Gather, from the listing beneath this task, every line holding the string "JSON".

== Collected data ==
[START]

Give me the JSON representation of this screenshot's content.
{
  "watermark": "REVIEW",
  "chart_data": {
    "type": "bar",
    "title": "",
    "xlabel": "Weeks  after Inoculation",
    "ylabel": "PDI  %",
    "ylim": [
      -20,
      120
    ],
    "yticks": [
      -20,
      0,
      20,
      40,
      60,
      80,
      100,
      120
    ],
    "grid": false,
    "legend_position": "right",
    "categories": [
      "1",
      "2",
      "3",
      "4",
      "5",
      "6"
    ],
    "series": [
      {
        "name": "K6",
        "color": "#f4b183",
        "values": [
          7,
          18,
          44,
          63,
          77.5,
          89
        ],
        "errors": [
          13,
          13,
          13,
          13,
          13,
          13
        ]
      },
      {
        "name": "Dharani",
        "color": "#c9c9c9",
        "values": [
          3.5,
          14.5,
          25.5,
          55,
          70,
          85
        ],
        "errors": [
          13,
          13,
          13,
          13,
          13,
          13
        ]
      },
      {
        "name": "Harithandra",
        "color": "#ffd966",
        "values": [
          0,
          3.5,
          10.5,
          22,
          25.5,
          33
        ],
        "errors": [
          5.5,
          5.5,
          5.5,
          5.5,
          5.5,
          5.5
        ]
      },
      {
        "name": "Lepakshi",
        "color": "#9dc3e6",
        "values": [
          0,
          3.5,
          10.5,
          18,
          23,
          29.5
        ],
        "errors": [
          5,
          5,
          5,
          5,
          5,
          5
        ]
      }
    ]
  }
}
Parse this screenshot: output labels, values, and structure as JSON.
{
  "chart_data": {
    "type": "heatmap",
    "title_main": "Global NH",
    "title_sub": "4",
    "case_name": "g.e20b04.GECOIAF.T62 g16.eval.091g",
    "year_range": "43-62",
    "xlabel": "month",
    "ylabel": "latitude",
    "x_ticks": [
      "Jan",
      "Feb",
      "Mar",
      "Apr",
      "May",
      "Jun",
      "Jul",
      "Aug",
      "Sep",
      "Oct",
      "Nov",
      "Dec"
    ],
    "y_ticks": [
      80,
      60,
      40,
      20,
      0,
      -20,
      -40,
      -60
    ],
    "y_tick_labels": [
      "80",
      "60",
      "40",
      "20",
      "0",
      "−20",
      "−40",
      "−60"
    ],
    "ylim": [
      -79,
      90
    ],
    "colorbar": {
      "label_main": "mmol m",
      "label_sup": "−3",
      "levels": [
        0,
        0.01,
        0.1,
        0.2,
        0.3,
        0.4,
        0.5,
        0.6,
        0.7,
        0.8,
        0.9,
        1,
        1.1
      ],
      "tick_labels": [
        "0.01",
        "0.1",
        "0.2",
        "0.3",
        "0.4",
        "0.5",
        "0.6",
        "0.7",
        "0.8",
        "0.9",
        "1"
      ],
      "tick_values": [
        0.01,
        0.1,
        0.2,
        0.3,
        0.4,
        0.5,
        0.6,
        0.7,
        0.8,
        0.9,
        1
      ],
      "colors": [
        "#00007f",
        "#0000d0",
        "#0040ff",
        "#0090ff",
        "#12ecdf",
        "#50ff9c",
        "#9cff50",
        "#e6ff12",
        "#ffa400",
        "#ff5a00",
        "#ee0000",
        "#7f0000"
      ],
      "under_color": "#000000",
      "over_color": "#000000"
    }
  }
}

[END]

== RESPONSE BELOW ==
Give me the JSON representation of this screenshot's content.
Parse this screenshot: output labels, values, and structure as JSON.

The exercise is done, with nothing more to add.